◆ Extracted records
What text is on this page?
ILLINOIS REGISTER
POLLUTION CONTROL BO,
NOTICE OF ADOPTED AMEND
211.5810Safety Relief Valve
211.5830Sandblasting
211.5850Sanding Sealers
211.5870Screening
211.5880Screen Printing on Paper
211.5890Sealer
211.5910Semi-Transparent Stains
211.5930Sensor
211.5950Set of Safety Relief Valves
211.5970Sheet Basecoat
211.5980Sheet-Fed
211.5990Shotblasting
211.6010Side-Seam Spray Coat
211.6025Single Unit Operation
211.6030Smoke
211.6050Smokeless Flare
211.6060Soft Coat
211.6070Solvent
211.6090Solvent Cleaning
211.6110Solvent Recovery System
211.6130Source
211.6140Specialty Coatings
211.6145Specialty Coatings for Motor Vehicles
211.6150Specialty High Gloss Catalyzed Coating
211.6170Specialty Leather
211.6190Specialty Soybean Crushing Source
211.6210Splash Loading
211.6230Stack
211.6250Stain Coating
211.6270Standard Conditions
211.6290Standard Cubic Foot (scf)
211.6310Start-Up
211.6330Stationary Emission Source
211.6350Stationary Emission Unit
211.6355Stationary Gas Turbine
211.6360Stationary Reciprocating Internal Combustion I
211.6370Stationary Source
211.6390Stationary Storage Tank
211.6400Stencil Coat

◆ Task goal
Write the material out exactly, with nothing left out.

◆ Reply to the task
What text is on this page?
ILLINOIS REGISTER
POLLUTION CONTROL BO,
NOTICE OF ADOPTED AMEND
211.5810Safety Relief Valve
211.5830Sandblasting
211.5850Sanding Sealers
211.5870Screening
211.5880Screen Printing on Paper
211.5890Sealer
211.5910Semi-Transparent Stains
211.5930Sensor
211.5950Set of Safety Relief Valves
211.5970Sheet Basecoat
211.5980Sheet-Fed
211.5990Shotblasting
211.6010Side-Seam Spray Coat
211.6025Single Unit Operation
211.6030Smoke
211.6050Smokeless Flare
211.6060Soft Coat
211.6070Solvent
211.6090Solvent Cleaning
211.6110Solvent Recovery System
211.6130Source
211.6140Specialty Coatings
211.6145Specialty Coatings for Motor Vehicles
211.6150Specialty High Gloss Catalyzed Coating
211.6170Specialty Leather
211.6190Specialty Soybean Crushing Source
211.6210Splash Loading
211.6230Stack
211.6250Stain Coating
211.6270Standard Conditions
211.6290Standard Cubic Foot (scf)
211.6310Start-Up
211.6330Stationary Emission Source
211.6350Stationary Emission Unit
211.6355Stationary Gas Turbine
211.6360Stationary Reciprocating Internal Combustion I
211.6370Stationary Source
211.6390Stationary Storage Tank
211.6400Stencil Coat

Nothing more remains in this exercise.